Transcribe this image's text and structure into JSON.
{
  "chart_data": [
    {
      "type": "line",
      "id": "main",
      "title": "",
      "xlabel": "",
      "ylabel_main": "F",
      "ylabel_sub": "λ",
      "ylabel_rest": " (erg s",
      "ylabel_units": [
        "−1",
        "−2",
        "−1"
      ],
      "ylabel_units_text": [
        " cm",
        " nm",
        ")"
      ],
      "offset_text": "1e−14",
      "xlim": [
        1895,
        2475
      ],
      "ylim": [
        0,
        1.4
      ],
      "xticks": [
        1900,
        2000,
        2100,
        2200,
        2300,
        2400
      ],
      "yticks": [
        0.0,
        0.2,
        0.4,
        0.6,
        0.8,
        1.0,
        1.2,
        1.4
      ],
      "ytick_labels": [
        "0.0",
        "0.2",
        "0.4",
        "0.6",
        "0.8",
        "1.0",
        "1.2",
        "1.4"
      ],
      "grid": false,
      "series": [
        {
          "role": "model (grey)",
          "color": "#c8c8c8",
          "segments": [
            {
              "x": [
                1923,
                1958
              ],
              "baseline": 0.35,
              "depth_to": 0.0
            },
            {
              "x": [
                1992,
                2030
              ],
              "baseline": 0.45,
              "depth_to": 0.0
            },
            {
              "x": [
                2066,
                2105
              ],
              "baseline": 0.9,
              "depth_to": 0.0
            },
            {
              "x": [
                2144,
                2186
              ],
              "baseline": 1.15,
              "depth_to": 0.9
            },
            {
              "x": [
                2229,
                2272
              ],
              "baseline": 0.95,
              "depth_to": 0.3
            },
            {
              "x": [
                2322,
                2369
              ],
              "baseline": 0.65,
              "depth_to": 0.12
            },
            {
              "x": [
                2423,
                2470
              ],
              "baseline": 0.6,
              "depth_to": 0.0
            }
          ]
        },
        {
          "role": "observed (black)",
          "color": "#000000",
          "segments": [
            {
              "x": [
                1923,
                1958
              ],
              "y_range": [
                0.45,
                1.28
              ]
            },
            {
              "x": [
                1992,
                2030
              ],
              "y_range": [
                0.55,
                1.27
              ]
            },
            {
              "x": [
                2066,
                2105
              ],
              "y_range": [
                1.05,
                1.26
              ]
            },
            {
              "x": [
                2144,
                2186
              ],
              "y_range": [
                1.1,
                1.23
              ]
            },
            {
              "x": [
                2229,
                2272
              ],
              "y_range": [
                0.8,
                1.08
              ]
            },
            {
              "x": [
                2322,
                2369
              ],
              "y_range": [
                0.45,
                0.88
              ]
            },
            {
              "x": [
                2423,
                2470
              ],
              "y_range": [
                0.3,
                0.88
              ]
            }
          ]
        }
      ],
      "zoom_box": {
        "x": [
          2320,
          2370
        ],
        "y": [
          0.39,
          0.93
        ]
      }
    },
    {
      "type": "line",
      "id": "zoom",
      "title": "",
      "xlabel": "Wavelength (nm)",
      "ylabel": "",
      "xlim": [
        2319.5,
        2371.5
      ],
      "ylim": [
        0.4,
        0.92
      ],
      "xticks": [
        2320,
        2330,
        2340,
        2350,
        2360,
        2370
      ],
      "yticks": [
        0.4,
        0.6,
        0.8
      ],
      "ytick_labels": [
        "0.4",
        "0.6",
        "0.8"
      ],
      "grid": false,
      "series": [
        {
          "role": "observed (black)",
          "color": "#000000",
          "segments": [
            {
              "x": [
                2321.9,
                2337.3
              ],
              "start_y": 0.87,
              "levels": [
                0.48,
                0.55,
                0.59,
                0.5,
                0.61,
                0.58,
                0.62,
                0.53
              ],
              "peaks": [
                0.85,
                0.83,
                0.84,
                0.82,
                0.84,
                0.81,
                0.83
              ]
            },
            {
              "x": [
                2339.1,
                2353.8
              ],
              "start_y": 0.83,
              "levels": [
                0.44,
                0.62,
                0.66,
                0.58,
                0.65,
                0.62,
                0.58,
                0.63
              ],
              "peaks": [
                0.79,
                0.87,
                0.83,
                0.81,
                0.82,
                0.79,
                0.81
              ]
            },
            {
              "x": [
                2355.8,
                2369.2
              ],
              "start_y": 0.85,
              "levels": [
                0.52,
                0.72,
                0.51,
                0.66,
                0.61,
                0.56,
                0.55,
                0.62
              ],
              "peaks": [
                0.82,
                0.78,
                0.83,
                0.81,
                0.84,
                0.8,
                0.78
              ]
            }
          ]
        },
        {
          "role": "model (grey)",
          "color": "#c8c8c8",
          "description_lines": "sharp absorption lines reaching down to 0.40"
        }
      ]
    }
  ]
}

━━━━━━━━━━━━━━━━━━━━

**OBJECTIVE**:
Your task is to repeat the data exactly, with nothing left out.

**ANSWER TO THE PROBLEM**:
Transcribe this image's text and structure into JSON.
{
  "chart_data": [
    {
      "type": "line",
      "id": "main",
      "title": "",
      "xlabel": "",
      "ylabel_main": "F",
      "ylabel_sub": "λ",
      "ylabel_rest": " (erg s",
      "ylabel_units": [
        "−1",
        "−2",
        "−1"
      ],
      "ylabel_units_text": [
        " cm",
        " nm",
        ")"
      ],
      "offset_text": "1e−14",
      "xlim": [
        1895,
        2475
      ],
      "ylim": [
        0,
        1.4
      ],
      "xticks": [
        1900,
        2000,
        2100,
        2200,
        2300,
        2400
      ],
      "yticks": [
        0.0,
        0.2,
        0.4,
        0.6,
        0.8,
        1.0,
        1.2,
        1.4
      ],
      "ytick_labels": [
        "0.0",
        "0.2",
        "0.4",
        "0.6",
        "0.8",
        "1.0",
        "1.2",
        "1.4"
      ],
      "grid": false,
      "series": [
        {
          "role": "model (grey)",
          "color": "#c8c8c8",
          "segments": [
            {
              "x": [
                1923,
                1958
              ],
              "baseline": 0.35,
              "depth_to": 0.0
            },
            {
              "x": [
                1992,
                2030
              ],
              "baseline": 0.45,
              "depth_to": 0.0
            },
            {
              "x": [
                2066,
                2105
              ],
              "baseline": 0.9,
              "depth_to": 0.0
            },
            {
              "x": [
                2144,
                2186
              ],
              "baseline": 1.15,
              "depth_to": 0.9
            },
            {
              "x": [
                2229,
                2272
              ],
              "baseline": 0.95,
              "depth_to": 0.3
            },
            {
              "x": [
                2322,
                2369
              ],
              "baseline": 0.65,
              "depth_to": 0.12
            },
            {
              "x": [
                2423,
                2470
              ],
              "baseline": 0.6,
              "depth_to": 0.0
            }
          ]
        },
        {
          "role": "observed (black)",
          "color": "#000000",
          "segments": [
            {
              "x": [
                1923,
                1958
              ],
              "y_range": [
                0.45,
                1.28
              ]
            },
            {
              "x": [
                1992,
                2030
              ],
              "y_range": [
                0.55,
                1.27
              ]
            },
            {
              "x": [
                2066,
                2105
              ],
              "y_range": [
                1.05,
                1.26
              ]
            },
            {
              "x": [
                2144,
                2186
              ],
              "y_range": [
                1.1,
                1.23
              ]
            },
            {
              "x": [
                2229,
                2272
              ],
              "y_range": [
                0.8,
                1.08
              ]
            },
            {
              "x": [
                2322,
                2369
              ],
              "y_range": [
                0.45,
                0.88
              ]
            },
            {
              "x": [
                2423,
                2470
              ],
              "y_range": [
                0.3,
                0.88
              ]
            }
          ]
        }
      ],
      "zoom_box": {
        "x": [
          2320,
          2370
        ],
        "y": [
          0.39,
          0.93
        ]
      }
    },
    {
      "type": "line",
      "id": "zoom",
      "title": "",
      "xlabel": "Wavelength (nm)",
      "ylabel": "",
      "xlim": [
        2319.5,
        2371.5
      ],
      "ylim": [
        0.4,
        0.92
      ],
      "xticks": [
        2320,
        2330,
        2340,
        2350,
        2360,
        2370
      ],
      "yticks": [
        0.4,
        0.6,
        0.8
      ],
      "ytick_labels": [
        "0.4",
        "0.6",
        "0.8"
      ],
      "grid": false,
      "series": [
        {
          "role": "observed (black)",
          "color": "#000000",
          "segments": [
            {
              "x": [
                2321.9,
                2337.3
              ],
              "start_y": 0.87,
              "levels": [
                0.48,
                0.55,
                0.59,
                0.5,
                0.61,
                0.58,
                0.62,
                0.53
              ],
              "peaks": [
                0.85,
                0.83,
                0.84,
                0.82,
                0.84,
                0.81,
                0.83
              ]
            },
            {
              "x": [
                2339.1,
                2353.8
              ],
              "start_y": 0.83,
              "levels": [
                0.44,
                0.62,
                0.66,
                0.58,
                0.65,
                0.62,
                0.58,
                0.63
              ],
              "peaks": [
                0.79,
                0.87,
                0.83,
                0.81,
                0.82,
                0.79,
                0.81
              ]
            },
            {
              "x": [
                2355.8,
                2369.2
              ],
              "start_y": 0.85,
              "levels": [
                0.52,
                0.72,
                0.51,
                0.66,
                0.61,
                0.56,
                0.55,
                0.62
              ],
              "peaks": [
                0.82,
                0.78,
                0.83,
                0.81,
                0.84,
                0.8,
                0.78
              ]
            }
          ]
        },
        {
          "role": "model (grey)",
          "color": "#c8c8c8",
          "description_lines": "sharp absorption lines reaching down to 0.40"
        }
      ]
    }
  ]
}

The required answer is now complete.